• [TASK DESCRIPTION]
What follows are records. Restate all of them word for word.

• [SOURCE RECORDS]
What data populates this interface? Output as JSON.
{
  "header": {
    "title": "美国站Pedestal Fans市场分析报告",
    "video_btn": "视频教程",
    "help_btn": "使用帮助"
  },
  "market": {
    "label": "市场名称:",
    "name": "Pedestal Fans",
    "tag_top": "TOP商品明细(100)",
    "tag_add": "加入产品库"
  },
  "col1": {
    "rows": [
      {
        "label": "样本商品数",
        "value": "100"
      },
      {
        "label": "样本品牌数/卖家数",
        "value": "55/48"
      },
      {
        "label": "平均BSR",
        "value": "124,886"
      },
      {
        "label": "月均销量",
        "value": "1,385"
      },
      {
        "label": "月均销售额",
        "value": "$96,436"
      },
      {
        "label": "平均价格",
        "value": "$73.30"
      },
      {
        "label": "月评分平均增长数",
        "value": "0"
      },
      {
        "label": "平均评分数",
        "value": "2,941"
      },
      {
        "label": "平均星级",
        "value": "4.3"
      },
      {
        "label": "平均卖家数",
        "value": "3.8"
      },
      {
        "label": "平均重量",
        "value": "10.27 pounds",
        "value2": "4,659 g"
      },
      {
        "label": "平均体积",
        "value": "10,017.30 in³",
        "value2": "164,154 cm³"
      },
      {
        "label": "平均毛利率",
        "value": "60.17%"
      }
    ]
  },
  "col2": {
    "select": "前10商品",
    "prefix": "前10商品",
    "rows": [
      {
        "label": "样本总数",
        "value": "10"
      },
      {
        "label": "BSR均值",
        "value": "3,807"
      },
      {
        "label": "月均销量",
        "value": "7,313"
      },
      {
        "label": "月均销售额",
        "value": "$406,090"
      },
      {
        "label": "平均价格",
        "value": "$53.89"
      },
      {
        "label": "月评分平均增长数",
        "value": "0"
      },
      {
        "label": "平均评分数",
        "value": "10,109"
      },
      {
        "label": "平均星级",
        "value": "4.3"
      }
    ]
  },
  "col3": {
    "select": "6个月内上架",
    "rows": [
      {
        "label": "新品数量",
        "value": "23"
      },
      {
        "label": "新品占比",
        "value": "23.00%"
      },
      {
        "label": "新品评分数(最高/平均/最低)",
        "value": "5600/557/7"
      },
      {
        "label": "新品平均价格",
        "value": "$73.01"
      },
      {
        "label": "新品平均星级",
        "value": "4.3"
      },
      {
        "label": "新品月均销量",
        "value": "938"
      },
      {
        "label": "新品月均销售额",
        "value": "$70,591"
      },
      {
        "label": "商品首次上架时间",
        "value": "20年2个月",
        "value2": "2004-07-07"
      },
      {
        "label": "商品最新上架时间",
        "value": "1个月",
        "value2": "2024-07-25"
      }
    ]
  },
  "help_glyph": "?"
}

• [ANSWER TO THIS TASK]
What data populates this interface? Output as JSON.
{
  "header": {
    "title": "美国站Pedestal Fans市场分析报告",
    "video_btn": "视频教程",
    "help_btn": "使用帮助"
  },
  "market": {
    "label": "市场名称:",
    "name": "Pedestal Fans",
    "tag_top": "TOP商品明细(100)",
    "tag_add": "加入产品库"
  },
  "col1": {
    "rows": [
      {
        "label": "样本商品数",
        "value": "100"
      },
      {
        "label": "样本品牌数/卖家数",
        "value": "55/48"
      },
      {
        "label": "平均BSR",
        "value": "124,886"
      },
      {
        "label": "月均销量",
        "value": "1,385"
      },
      {
        "label": "月均销售额",
        "value": "$96,436"
      },
      {
        "label": "平均价格",
        "value": "$73.30"
      },
      {
        "label": "月评分平均增长数",
        "value": "0"
      },
      {
        "label": "平均评分数",
        "value": "2,941"
      },
      {
        "label": "平均星级",
        "value": "4.3"
      },
      {
        "label": "平均卖家数",
        "value": "3.8"
      },
      {
        "label": "平均重量",
        "value": "10.27 pounds",
        "value2": "4,659 g"
      },
      {
        "label": "平均体积",
        "value": "10,017.30 in³",
        "value2": "164,154 cm³"
      },
      {
        "label": "平均毛利率",
        "value": "60.17%"
      }
    ]
  },
  "col2": {
    "select": "前10商品",
    "prefix": "前10商品",
    "rows": [
      {
        "label": "样本总数",
        "value": "10"
      },
      {
        "label": "BSR均值",
        "value": "3,807"
      },
      {
        "label": "月均销量",
        "value": "7,313"
      },
      {
        "label": "月均销售额",
        "value": "$406,090"
      },
      {
        "label": "平均价格",
        "value": "$53.89"
      },
      {
        "label": "月评分平均增长数",
        "value": "0"
      },
      {
        "label": "平均评分数",
        "value": "10,109"
      },
      {
        "label": "平均星级",
        "value": "4.3"
      }
    ]
  },
  "col3": {
    "select": "6个月内上架",
    "rows": [
      {
        "label": "新品数量",
        "value": "23"
      },
      {
        "label": "新品占比",
        "value": "23.00%"
      },
      {
        "label": "新品评分数(最高/平均/最低)",
        "value": "5600/557/7"
      },
      {
        "label": "新品平均价格",
        "value": "$73.01"
      },
      {
        "label": "新品平均星级",
        "value": "4.3"
      },
      {
        "label": "新品月均销量",
        "value": "938"
      },
      {
        "label": "新品月均销售额",
        "value": "$70,591"
      },
      {
        "label": "商品首次上架时间",
        "value": "20年2个月",
        "value2": "2004-07-07"
      },
      {
        "label": "商品最新上架时间",
        "value": "1个月",
        "value2": "2024-07-25"
      }
    ]
  },
  "help_glyph": "?"
}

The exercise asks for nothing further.